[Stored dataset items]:
──────
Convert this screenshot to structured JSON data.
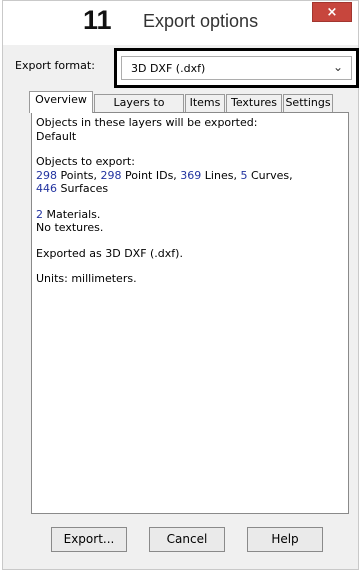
{
  "window": {
    "step_number": "11",
    "title": "Export options",
    "close_glyph": "×"
  },
  "format": {
    "label": "Export format:",
    "value": "3D DXF (.dxf)",
    "chevron_glyph": "⌄"
  },
  "tabs": [
    {
      "label": "Overview",
      "active": true
    },
    {
      "label": "Layers to export",
      "active": false
    },
    {
      "label": "Items",
      "active": false
    },
    {
      "label": "Textures",
      "active": false
    },
    {
      "label": "Settings",
      "active": false
    }
  ],
  "overview": {
    "layers_heading": "Objects in these layers will be exported:",
    "layers_value": "Default",
    "objects_heading": "Objects to export:",
    "counts": {
      "points": "298",
      "points_label": " Points, ",
      "point_ids": "298",
      "point_ids_label": " Point IDs, ",
      "lines": "369",
      "lines_label": " Lines, ",
      "curves": "5",
      "curves_label": " Curves,",
      "surfaces": "446",
      "surfaces_label": " Surfaces"
    },
    "materials_count": "2",
    "materials_label": " Materials.",
    "textures_line": "No textures.",
    "exported_as": "Exported as 3D DXF (.dxf).",
    "units": "Units: millimeters."
  },
  "buttons": {
    "export": "Export...",
    "cancel": "Cancel",
    "help": "Help"
  },
  "colors": {
    "close_button": "#c7463d",
    "number_highlight": "#2233a0"
  }
}
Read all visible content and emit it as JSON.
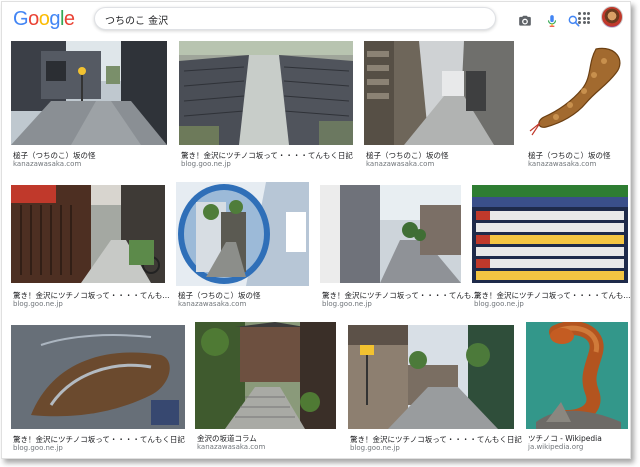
{
  "app": {
    "logo": [
      "G",
      "o",
      "o",
      "g",
      "l",
      "e"
    ],
    "logo_colors": [
      "#4285F4",
      "#EA4335",
      "#FBBC05",
      "#4285F4",
      "#34A853",
      "#EA4335"
    ]
  },
  "search": {
    "query": "つちのこ 金沢"
  },
  "icons": {
    "camera": "camera-icon",
    "mic": "microphone-icon",
    "search": "search-icon",
    "apps": "apps-grid-icon"
  },
  "results": [
    {
      "title": "槌子（つちのこ）坂の怪",
      "source": "kanazawasaka.com"
    },
    {
      "title": "驚き！金沢にツチノコ坂って・・・・てんもく日記",
      "source": "blog.goo.ne.jp"
    },
    {
      "title": "槌子（つちのこ）坂の怪",
      "source": "kanazawasaka.com"
    },
    {
      "title": "槌子（つちのこ）坂の怪",
      "source": "kanazawasaka.com"
    },
    {
      "title": "驚き！金沢にツチノコ坂って・・・・てんも...",
      "source": "blog.goo.ne.jp"
    },
    {
      "title": "槌子（つちのこ）坂の怪",
      "source": "kanazawasaka.com"
    },
    {
      "title": "驚き！金沢にツチノコ坂って・・・・てんも...",
      "source": "blog.goo.ne.jp"
    },
    {
      "title": "驚き！金沢にツチノコ坂って・・・・てんも...",
      "source": "blog.goo.ne.jp"
    },
    {
      "title": "驚き！金沢にツチノコ坂って・・・・てんもく日記",
      "source": "blog.goo.ne.jp"
    },
    {
      "title": "金沢の坂道コラム",
      "source": "kanazawasaka.com"
    },
    {
      "title": "驚き！金沢にツチノコ坂って・・・・てんもく日記",
      "source": "blog.goo.ne.jp"
    },
    {
      "title": "ツチノコ - Wikipedia",
      "source": "ja.wikipedia.org"
    }
  ]
}
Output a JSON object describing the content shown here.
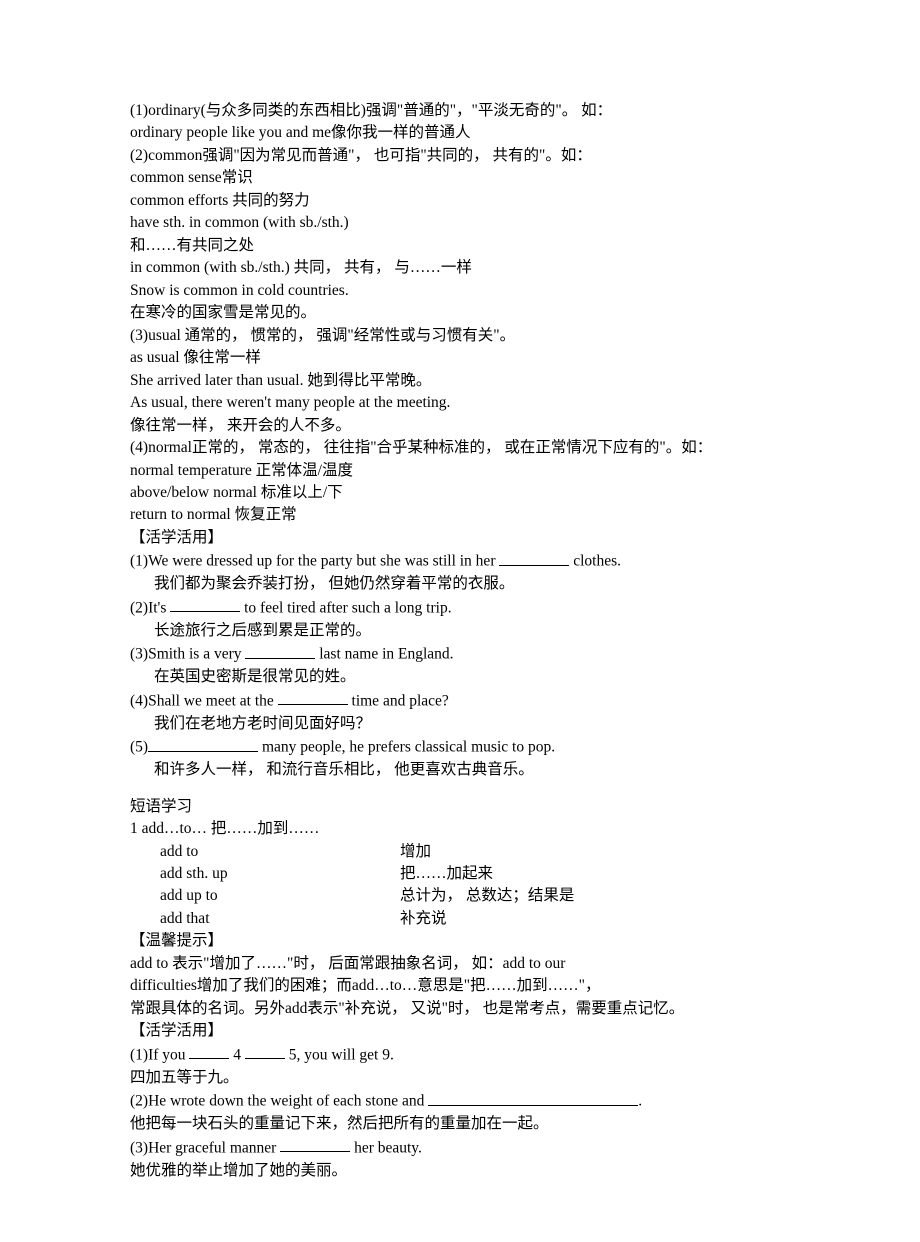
{
  "p1": "(1)ordinary(与众多同类的东西相比)强调\"普通的\"，\"平淡无奇的\"。 如：",
  "p2": "ordinary people like you and me像你我一样的普通人",
  "p3": "(2)common强调\"因为常见而普通\"， 也可指\"共同的， 共有的\"。如：",
  "p4": "common sense常识",
  "p5": "common efforts  共同的努力",
  "p6": "have sth. in common (with sb./sth.)",
  "p7": "和……有共同之处",
  "p8": "in common (with sb./sth.)  共同， 共有， 与……一样",
  "p9": "Snow is common in cold countries.",
  "p10": "在寒冷的国家雪是常见的。",
  "p11": "(3)usual 通常的， 惯常的， 强调\"经常性或与习惯有关\"。",
  "p12": "as usual 像往常一样",
  "p13": "She arrived later than usual. 她到得比平常晚。",
  "p14": "As usual, there weren't many people at the meeting.",
  "p15": "像往常一样， 来开会的人不多。",
  "p16": "(4)normal正常的， 常态的， 往往指\"合乎某种标准的， 或在正常情况下应有的\"。如：",
  "p17": "normal temperature 正常体温/温度",
  "p18": "above/below normal  标准以上/下",
  "p19": "return to normal  恢复正常",
  "p20": "【活学活用】",
  "p21a": "(1)We were dressed up for the party but she was still in her ",
  "p21b": " clothes.",
  "p22": "我们都为聚会乔装打扮， 但她仍然穿着平常的衣服。",
  "p23a": "(2)It's ",
  "p23b": " to feel tired after such a long trip.",
  "p24": "长途旅行之后感到累是正常的。",
  "p25a": "(3)Smith is a very ",
  "p25b": " last name in England.",
  "p26": "在英国史密斯是很常见的姓。",
  "p27a": "(4)Shall we meet at the ",
  "p27b": " time and place?",
  "p28": "我们在老地方老时间见面好吗？",
  "p29a": "(5)",
  "p29b": " many people, he prefers classical music to pop.",
  "p30": "和许多人一样， 和流行音乐相比， 他更喜欢古典音乐。",
  "p31": "短语学习",
  "add1a": "1    add…to…   把……加到……",
  "add2a": "add to",
  "add2b": "增加",
  "add3a": "add sth. up",
  "add3b": "把……加起来",
  "add4a": "add up to",
  "add4b": "总计为， 总数达；结果是",
  "add5a": "add that",
  "add5b": "补充说",
  "p32": "【温馨提示】",
  "p33": "add to 表示\"增加了……\"时， 后面常跟抽象名词， 如：add to our",
  "p34": "difficulties增加了我们的困难；而add…to…意思是\"把……加到……\"，",
  "p35": "常跟具体的名词。另外add表示\"补充说， 又说\"时， 也是常考点，需要重点记忆。",
  "p36": "【活学活用】",
  "p37a": "(1)If you ",
  "p37b": " 4 ",
  "p37c": " 5, you will get 9.",
  "p38": "四加五等于九。",
  "p39a": "(2)He wrote down the weight of each stone and ",
  "p39b": ".",
  "p40": "他把每一块石头的重量记下来，然后把所有的重量加在一起。",
  "p41a": "(3)Her graceful manner ",
  "p41b": " her beauty.",
  "p42": "她优雅的举止增加了她的美丽。"
}
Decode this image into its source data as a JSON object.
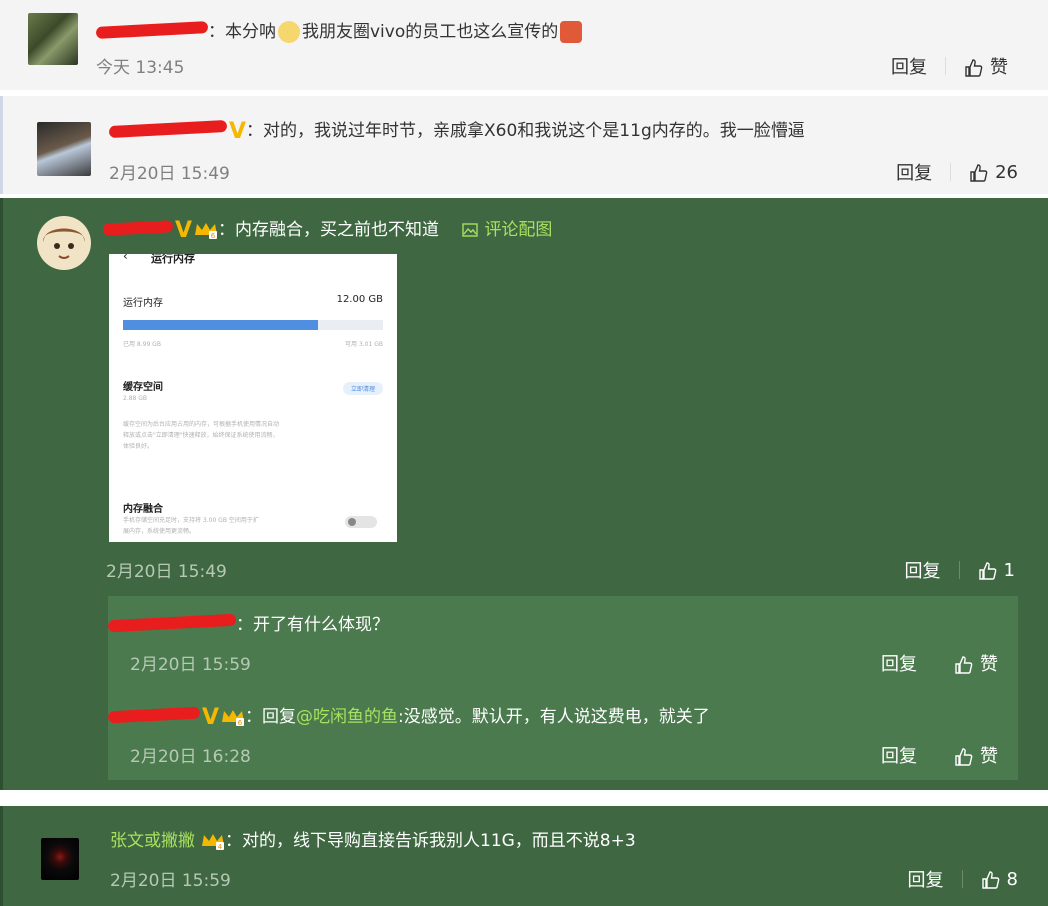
{
  "comments": [
    {
      "text": "：本分呐",
      "text2": "我朋友圈vivo的员工也这么宣传的",
      "time": "今天 13:45",
      "reply_label": "回复",
      "like_label": "赞"
    },
    {
      "text": "：对的，我说过年时节，亲戚拿X60和我说这个是11g内存的。我一脸懵逼",
      "time": "2月20日 15:49",
      "reply_label": "回复",
      "like_count": "26",
      "vbadge": "V"
    },
    {
      "text": "：内存融合，买之前也不知道",
      "attach_label": "评论配图",
      "time": "2月20日 15:49",
      "reply_label": "回复",
      "like_count": "1",
      "vbadge": "V",
      "image": {
        "header": "运行内存",
        "ram_label": "运行内存",
        "ram_value": "12.00 GB",
        "used": "已用 8.99 GB",
        "free": "可用 3.01 GB",
        "used_fraction": 0.749,
        "cache_title": "缓存空间",
        "cache_size": "2.88 GB",
        "clean_btn": "立即清理",
        "cache_desc1": "缓存空间为后台应用占用的内存，可根据手机使用情况自动",
        "cache_desc2": "释放或点击\"立即清理\"快速释放，始终保证系统使用流畅，",
        "cache_desc3": "体验良好。",
        "fusion_title": "内存融合",
        "fusion_desc1": "手机存储空间充足时，支持将 3.00 GB 空间用于扩",
        "fusion_desc2": "展内存，系统使用更流畅。"
      },
      "replies": [
        {
          "text": "：开了有什么体现？",
          "time": "2月20日 15:59",
          "reply_label": "回复",
          "like_label": "赞"
        },
        {
          "text_prefix": "：回复",
          "mention": "@吃闲鱼的鱼",
          "text_suffix": ":没感觉。默认开，有人说这费电，就关了",
          "time": "2月20日 16:28",
          "reply_label": "回复",
          "like_label": "赞",
          "vbadge": "V"
        }
      ]
    },
    {
      "username": "张文或撇撇",
      "text": "：对的，线下导购直接告诉我别人11G，而且不说8+3",
      "time": "2月20日 15:59",
      "reply_label": "回复",
      "like_count": "8"
    }
  ]
}
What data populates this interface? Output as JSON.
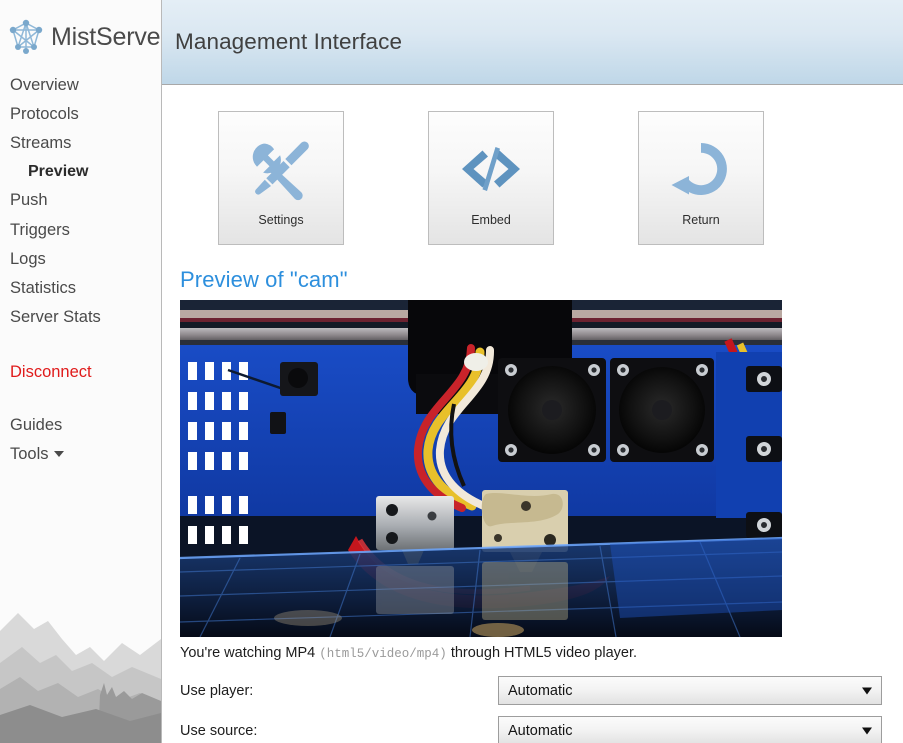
{
  "brand": {
    "name": "MistServer",
    "logo_icon": "network-node-graph-icon"
  },
  "header": {
    "title": "Management Interface"
  },
  "sidebar": {
    "items": [
      {
        "label": "Overview",
        "active": false,
        "sub": false,
        "danger": false
      },
      {
        "label": "Protocols",
        "active": false,
        "sub": false,
        "danger": false
      },
      {
        "label": "Streams",
        "active": false,
        "sub": false,
        "danger": false
      },
      {
        "label": "Preview",
        "active": true,
        "sub": true,
        "danger": false
      },
      {
        "label": "Push",
        "active": false,
        "sub": false,
        "danger": false
      },
      {
        "label": "Triggers",
        "active": false,
        "sub": false,
        "danger": false
      },
      {
        "label": "Logs",
        "active": false,
        "sub": false,
        "danger": false
      },
      {
        "label": "Statistics",
        "active": false,
        "sub": false,
        "danger": false
      },
      {
        "label": "Server Stats",
        "active": false,
        "sub": false,
        "danger": false
      }
    ],
    "disconnect_label": "Disconnect",
    "disconnect_color": "#e01b1b",
    "guides_label": "Guides",
    "tools_label": "Tools",
    "tools_caret_icon": "chevron-down-icon",
    "watermark": "mountain-landscape-watermark"
  },
  "toolbar": {
    "buttons": [
      {
        "label": "Settings",
        "icon": "wrench-screwdriver-icon"
      },
      {
        "label": "Embed",
        "icon": "code-brackets-icon"
      },
      {
        "label": "Return",
        "icon": "circular-arrow-icon"
      }
    ],
    "icon_color": "#89b3d6"
  },
  "preview": {
    "heading": "Preview of \"cam\"",
    "heading_color": "#2d8fdd",
    "stream_name": "cam",
    "video_alt": "live camera view of a dual-extruder 3D printer printing on a reflective glass bed",
    "status": {
      "prefix": "You're watching MP4 ",
      "mime": "(html5/video/mp4)",
      "suffix": " through HTML5 video player."
    }
  },
  "form": {
    "rows": [
      {
        "label": "Use player:",
        "value": "Automatic",
        "arrow_icon": "chevron-down-icon"
      },
      {
        "label": "Use source:",
        "value": "Automatic",
        "arrow_icon": "chevron-down-icon"
      }
    ]
  }
}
──────
[AIM OF THE EXERCISE]: Look through the entries and find each line that has the string "down". Copy those lines.

[ANSWER TO THE EXERCISE]:
  "p39a": "(2)He wrote down the weight of each stone and ",
    "tools_caret_icon": "chevron-down-icon",
        "arrow_icon": "chevron-down-icon"
        "arrow_icon": "chevron-down-icon"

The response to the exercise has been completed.